# [ZU ERLEDIGEN]
**1.** Beantworte anhand des Textauszugs über den Dorotheenstädtischen Friedhof die folgenden Fragen.
(a) An welcher Straße und in welchem Berliner Ortsteil liegt der Friedhof?
(b) Welches einzelne Wort steht auf dem Grabstein von Herbert Marcuse über dem Namen?
(c) In welchem Jahr brachten Marcuses Söhne seine Urne nach Berlin?
**2.** Schreibe den Textauszug über den Dorotheenstädtischen Friedhof im Anschluss an seinen letzten Satz weiter.

Bei meinem letzten Berlin-Besuch am vergangenen Wochenende war ich nämlich endlich einmal dort, wo ich schon längst einmal gewesen sein wollte, es aber aus irgendwelchen Gründen bisher nie geschafft hatte: Auf dem Dorotheenstädtischen Friedhof an der Chausseestraße in Berlin-Mitte. Und das war außerordentlich beeindruckend. Denn der Friedhof ist nicht groß, sehr überschaubar, von der Ausdehnung her könnte er eher zu einer Kleinstadt gehören. Aber bei jedem Schritt stößt man auf einen Namen, den man kennt, Schriftsteller, Geistesgrößen, Künstler, Kulturschaffende, Industrielle, Kommunisten, Kapitalisten, Realisten, Schöngeister, alle liegen sie da einträchtig nebeneinander. Wie ein Who is who der deutschen Kulturgeschichte auf kleinstem Raum.

In der Regel machen wir uns – solange wir jung oder jedenfalls gesund sind – wenig Gedanken über den Tod. In unserer Gesellschaft ist er ausgeklammert, gestorben wird nicht mehr im Kreis der Familien sondern hinter Krankenhaus- und Pflegeheimtüren. Dabei ist er immer da, überall. Der Besuch auf einem Friedhof erinnert einen an die Vergänglichkeit allen Lebens und Schaffens, lässt einen innehalten und nachdenken. Wenn man dabei von so vielen prominenten Namen umgeben ist, ergibt das eine besonders starke Wirkung. Denn im Tod sind alle gleich, auch wenn ihre Werke die Jahre überdauern mögen.

Tröstlich und ermutigend war die Inschrift auf dem Grabstein von Herbert Marcuse. Über dem Namen stand ein einziges Wort: Weitermachen!

Das Grab von Herbert Marcuse

Was für ein wunderbar stiller Ort, eine kleine Oase inmitten des Großstadtlärms.

17 Antworten auf „Eine Oase der Vergänglichkeit“

  1. Stimmt! Ich war vor einigen Jahren dort und kann Ihre Eindrücke und Gedanken gut nachvollziehen. An den Grabstein von Marcuse kann ich mich allerdings nicht mehr erinnern, umso besser, ihn hier wiederzufinden. Dieses Wort an dieser Stelle sagt alles. Und die Bilder sind beeindruckend – Chapeau!
    Herzlichen Gruß: Winfried Schmidt

    1. Vielen Dank für die netten Worte. Die Urne Marcuses stand über Jahre unbestattet in den USA, wurde erst 2003 von seinen Söhnen nach Berlin gebracht und auf dem Dorotheenstädtischen Friedhof beigesetzt. Möglicherweise hat sich das mit Ihrem Besuch überschnitten.

# [AUFGEFÜHRTE DATEN]

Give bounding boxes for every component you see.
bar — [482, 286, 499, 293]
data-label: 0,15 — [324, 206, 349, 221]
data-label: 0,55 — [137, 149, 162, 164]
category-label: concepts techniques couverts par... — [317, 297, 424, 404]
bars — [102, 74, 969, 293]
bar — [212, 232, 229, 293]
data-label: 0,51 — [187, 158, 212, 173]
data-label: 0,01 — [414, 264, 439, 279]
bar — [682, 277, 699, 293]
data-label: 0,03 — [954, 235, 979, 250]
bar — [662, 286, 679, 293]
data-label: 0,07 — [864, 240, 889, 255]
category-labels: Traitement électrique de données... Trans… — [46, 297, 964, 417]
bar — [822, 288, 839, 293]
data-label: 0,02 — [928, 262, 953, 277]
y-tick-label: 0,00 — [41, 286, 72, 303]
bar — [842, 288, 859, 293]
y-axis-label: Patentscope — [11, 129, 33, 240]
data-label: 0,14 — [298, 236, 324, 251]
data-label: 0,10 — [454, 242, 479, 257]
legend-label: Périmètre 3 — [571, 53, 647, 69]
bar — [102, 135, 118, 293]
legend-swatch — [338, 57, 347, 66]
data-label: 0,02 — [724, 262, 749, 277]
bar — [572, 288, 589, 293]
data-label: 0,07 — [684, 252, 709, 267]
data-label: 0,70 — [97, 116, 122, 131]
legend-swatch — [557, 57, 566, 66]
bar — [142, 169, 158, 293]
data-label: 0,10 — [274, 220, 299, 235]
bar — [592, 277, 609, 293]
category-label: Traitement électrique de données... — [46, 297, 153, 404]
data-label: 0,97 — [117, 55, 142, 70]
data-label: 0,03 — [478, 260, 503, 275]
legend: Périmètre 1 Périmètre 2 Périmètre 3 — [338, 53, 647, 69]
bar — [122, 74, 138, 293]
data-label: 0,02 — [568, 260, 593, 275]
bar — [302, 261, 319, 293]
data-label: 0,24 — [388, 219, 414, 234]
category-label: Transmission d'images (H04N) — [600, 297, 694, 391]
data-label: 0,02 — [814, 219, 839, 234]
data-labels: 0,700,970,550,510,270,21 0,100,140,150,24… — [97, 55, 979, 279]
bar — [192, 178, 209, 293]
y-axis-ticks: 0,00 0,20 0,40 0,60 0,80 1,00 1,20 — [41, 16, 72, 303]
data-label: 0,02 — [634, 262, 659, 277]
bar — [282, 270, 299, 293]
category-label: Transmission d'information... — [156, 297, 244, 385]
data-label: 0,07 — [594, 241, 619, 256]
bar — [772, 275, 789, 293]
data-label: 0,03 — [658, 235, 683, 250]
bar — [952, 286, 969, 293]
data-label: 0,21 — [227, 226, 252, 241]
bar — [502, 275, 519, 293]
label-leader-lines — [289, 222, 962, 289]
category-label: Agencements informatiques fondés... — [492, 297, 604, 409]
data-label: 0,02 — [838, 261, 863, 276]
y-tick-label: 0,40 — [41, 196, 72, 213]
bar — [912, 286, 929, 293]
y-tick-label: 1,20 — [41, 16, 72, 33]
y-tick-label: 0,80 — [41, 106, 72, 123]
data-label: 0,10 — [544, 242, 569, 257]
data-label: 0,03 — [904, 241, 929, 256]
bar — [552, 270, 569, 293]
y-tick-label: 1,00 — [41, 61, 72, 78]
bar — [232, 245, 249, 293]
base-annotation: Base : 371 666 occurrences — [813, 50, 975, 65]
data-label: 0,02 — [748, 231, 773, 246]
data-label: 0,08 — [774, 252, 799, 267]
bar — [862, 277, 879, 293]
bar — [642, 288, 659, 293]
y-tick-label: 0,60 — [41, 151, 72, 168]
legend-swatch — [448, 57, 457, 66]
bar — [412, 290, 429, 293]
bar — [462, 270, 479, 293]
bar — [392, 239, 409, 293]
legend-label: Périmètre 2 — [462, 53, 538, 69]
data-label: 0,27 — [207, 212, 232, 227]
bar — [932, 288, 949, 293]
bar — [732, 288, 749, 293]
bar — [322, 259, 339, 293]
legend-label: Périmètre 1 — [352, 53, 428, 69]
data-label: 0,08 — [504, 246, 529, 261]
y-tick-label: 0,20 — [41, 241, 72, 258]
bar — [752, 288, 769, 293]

# [LÖSUNGEN]
**1.**
(a) An der Chausseestraße in Berlin-Mitte.
(b) Weitermachen!
(c) Im Jahr 2003.

**2.**
  2. Sehr schöne stille Aufnahmen. Hier ruhen illustre Persönlichkeiten und ihre Grabstätten sind oft erfrischend schlicht. Ich mag Friedhöfe, vor allem die alten, bewachsenen stillen. Der Alte Friedhof in Freiburg würde dir vielleicht auch gefallen, er wirkt auch eher wie eine Oase der Vergänglichkeit. Und was die Heimat betrifft, so ging es mir mit Berlin ähnlich, ich fühlte mich sofort wohl und aufgenommen, obwohl ich nur zwei Monate am Stück da war und meine Vorfahren mehr aus dem Osten des Ostens Berlins kommen. Danke für den Beitrag.

    1. Ja, den alten Friedhof in Freiburg-Herdern kenne ich. Vor vielen Jahren wurde dort nach Einbruch der Dunkelheit vom Theater Freiburg ein Stück aufgeführt, das vom Tod handelte. Den Titel weiß ich nicht mehr, aber es war von der Stimmung her ein sehr beeindruckendes Erlebnis.

  3. Was ist Heimat? Ich habe die Vorahnung, nur eine kleine, dass das dein nächstes literarisches Projekt sein könnte, obwohl du mit deinen jetzigen Projekten sicherlich noch einen kleinen Stapel zu lesen hast. Lieber Uwe, dass du uns an diesen besonderen Tag in Berlin teilhaben lässt, finde ich schön. Die Fotos sind wunderbar, und deine Zeilen bewegen mich sehr. Ein Teil meiner Vorfahren stammt übrigens auch aus Preußen, genauer gesagt, aus Tilsit. Der andere Teil aus Luzk – Wolhynien. Irgendwann werde ich die Heimat meiner Großeltern besuchen. Das habe ich mir fest vorgenommen, denn die Frage „Was ist Heimat“ habe ich mir schon oft gestellt. Ich kann mir gut vorstellen, dass man umgeben von so vielen Berühmtheiten über die Vergänglichkeit des Lebens nachzudenken beginnt, und vor allem auch über sich selbst.

    Liebe Grüße,
    Tanja

    1. Liebe Tanja, vielen Dank für Dein nettes Feedback. Und ja, das Thema spukt schon länger im Kopf herum und gedanklich suche ich auch schon passende Bücher zusammen. Aber das dauert noch ein bisschen.